Task description:
Reproduce word for word the lines below, from the first line up to and including the line that contains "- attribution: Voice".

__________

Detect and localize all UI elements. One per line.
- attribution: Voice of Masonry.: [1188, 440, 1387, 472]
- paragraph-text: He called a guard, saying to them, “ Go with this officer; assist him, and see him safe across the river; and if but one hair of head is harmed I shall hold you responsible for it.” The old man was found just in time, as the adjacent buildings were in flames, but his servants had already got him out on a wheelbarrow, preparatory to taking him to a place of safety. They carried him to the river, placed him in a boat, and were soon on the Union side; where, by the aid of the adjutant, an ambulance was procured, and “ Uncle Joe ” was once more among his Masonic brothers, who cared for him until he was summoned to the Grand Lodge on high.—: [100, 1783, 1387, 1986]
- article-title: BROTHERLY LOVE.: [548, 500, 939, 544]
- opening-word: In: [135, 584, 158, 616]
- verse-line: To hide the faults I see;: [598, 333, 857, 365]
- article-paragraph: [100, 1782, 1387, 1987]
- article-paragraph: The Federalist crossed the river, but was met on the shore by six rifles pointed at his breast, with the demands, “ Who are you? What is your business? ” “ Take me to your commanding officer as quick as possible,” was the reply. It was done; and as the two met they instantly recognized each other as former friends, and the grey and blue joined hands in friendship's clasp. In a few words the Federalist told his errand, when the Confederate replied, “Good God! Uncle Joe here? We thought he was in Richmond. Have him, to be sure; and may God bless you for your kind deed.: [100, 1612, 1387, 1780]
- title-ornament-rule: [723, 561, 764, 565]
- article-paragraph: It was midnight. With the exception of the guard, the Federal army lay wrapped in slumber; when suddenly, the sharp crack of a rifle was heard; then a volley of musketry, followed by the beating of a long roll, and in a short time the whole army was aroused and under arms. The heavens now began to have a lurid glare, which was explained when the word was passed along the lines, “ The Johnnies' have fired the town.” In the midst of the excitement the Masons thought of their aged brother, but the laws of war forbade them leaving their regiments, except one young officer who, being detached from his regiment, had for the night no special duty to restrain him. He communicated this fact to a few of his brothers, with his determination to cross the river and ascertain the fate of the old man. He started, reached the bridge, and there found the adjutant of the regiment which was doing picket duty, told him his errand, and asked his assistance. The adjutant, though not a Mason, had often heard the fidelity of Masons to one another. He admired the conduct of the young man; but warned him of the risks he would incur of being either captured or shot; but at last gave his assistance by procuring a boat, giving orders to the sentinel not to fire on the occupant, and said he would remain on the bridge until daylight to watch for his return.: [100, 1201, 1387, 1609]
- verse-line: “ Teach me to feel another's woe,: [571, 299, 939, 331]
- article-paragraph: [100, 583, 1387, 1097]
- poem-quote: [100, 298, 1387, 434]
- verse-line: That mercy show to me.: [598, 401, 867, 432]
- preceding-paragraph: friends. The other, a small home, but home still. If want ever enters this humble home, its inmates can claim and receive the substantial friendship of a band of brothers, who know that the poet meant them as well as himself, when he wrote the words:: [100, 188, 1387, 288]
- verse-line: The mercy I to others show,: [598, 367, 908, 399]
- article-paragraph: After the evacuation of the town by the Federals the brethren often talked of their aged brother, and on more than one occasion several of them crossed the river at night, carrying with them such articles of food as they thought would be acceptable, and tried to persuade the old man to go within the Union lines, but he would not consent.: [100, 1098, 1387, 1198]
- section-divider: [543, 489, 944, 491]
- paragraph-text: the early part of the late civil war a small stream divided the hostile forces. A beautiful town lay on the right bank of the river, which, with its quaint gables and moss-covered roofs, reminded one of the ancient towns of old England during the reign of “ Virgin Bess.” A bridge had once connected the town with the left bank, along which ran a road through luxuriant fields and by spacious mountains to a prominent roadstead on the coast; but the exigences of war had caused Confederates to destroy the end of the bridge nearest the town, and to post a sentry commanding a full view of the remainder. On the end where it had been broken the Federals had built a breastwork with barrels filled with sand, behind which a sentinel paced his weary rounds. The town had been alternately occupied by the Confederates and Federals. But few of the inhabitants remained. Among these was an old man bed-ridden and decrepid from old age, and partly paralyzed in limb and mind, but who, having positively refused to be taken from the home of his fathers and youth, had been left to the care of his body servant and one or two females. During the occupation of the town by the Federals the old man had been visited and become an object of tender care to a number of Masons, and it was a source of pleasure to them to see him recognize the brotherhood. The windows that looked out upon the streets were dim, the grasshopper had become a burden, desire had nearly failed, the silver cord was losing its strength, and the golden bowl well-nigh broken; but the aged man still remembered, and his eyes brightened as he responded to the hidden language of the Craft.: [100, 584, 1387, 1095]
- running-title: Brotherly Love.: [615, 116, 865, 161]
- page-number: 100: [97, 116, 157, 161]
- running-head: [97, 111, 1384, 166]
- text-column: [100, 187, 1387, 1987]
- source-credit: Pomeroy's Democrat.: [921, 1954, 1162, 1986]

__________

Output:
Detect and localize all UI elements. One per line.
- attribution: Voice of Masonry.: [1188, 440, 1387, 472]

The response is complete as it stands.